PROBLEM REQUIREMENTS: Find the string "icon" in the entries and copy each line that has it.

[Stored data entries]
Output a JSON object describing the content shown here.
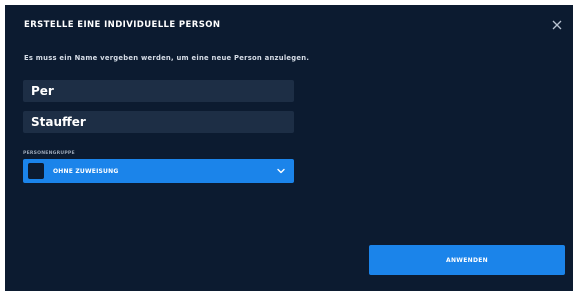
{
  "dialog": {
    "title": "ERSTELLE EINE INDIVIDUELLE PERSON",
    "subtitle": "Es muss ein Name vergeben werden, um eine neue Person anzulegen.",
    "close_icon": "close-icon"
  },
  "form": {
    "first_name": "Per",
    "last_name": "Stauffer",
    "group_label": "PERSONENGRUPPE",
    "group_value": "OHNE ZUWEISUNG",
    "group_icon": "chevron-down-icon"
  },
  "actions": {
    "apply_label": "ANWENDEN"
  },
  "colors": {
    "background": "#0c1b30",
    "field_background": "#1d2e45",
    "accent": "#1b84ea"
  }
}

WRITTEN REPLY:
    "close_icon": "close-icon"
    "group_icon": "chevron-down-icon"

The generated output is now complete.